▸ Exercise: Pull every "name" line out of the data below.

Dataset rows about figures
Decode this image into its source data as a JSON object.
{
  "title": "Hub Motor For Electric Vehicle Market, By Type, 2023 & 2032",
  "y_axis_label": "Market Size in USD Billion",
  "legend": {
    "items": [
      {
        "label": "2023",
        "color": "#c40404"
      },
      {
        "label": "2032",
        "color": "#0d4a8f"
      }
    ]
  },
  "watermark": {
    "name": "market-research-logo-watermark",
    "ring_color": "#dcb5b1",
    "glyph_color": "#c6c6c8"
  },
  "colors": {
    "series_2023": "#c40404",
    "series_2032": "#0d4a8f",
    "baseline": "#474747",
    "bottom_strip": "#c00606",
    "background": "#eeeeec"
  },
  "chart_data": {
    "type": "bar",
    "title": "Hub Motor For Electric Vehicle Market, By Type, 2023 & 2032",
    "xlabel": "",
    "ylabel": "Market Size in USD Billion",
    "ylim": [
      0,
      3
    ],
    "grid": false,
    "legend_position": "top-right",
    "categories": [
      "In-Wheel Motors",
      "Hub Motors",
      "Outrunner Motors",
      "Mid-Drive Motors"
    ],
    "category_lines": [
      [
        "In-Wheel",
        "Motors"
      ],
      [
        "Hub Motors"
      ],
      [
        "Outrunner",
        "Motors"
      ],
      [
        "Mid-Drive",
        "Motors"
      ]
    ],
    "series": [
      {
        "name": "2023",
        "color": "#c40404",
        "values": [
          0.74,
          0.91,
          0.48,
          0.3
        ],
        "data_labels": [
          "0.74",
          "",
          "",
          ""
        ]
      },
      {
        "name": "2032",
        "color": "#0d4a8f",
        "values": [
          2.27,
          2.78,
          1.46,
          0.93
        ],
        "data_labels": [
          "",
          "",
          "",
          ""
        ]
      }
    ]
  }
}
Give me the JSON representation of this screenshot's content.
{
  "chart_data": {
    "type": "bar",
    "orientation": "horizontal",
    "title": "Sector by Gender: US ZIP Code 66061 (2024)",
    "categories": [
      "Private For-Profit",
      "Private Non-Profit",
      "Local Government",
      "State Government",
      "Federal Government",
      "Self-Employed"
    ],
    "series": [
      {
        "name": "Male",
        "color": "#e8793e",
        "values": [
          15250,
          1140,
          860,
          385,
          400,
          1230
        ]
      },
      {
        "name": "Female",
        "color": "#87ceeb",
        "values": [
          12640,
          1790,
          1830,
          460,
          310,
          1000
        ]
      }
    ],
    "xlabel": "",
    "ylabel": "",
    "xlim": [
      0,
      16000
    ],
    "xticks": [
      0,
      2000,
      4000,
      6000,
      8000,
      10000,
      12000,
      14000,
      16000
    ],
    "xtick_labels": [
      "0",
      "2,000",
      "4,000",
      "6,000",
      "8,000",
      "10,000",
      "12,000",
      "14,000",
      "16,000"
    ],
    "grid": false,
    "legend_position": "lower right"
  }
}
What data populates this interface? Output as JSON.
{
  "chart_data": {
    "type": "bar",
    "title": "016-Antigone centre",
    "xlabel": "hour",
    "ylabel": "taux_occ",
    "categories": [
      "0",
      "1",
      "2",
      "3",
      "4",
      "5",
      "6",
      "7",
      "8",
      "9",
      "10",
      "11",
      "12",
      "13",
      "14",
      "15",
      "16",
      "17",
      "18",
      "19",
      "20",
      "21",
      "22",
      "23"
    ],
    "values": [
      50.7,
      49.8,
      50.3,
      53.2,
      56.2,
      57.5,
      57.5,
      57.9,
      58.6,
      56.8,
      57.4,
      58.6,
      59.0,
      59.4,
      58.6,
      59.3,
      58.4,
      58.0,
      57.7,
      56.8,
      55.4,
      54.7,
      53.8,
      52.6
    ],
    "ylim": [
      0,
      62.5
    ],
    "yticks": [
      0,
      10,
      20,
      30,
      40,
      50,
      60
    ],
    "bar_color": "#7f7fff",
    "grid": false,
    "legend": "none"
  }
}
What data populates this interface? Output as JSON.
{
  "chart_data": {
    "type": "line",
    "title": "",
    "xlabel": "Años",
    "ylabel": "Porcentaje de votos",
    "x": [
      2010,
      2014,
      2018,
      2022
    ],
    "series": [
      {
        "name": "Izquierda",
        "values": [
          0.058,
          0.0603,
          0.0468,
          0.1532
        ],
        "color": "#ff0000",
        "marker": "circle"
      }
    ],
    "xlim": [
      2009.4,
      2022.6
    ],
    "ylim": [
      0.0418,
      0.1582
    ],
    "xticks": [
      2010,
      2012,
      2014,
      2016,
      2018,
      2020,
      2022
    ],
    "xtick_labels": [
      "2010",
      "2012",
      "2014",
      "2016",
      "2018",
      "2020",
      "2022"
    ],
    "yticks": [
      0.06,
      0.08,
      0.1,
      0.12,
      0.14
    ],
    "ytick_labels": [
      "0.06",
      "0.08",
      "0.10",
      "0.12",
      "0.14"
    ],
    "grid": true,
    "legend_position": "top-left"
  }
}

▸ Final result:
    "name": "market-research-logo-watermark",
        "name": "2023",
        "name": "2032",
        "name": "Male",
        "name": "Female",
        "name": "Izquierda",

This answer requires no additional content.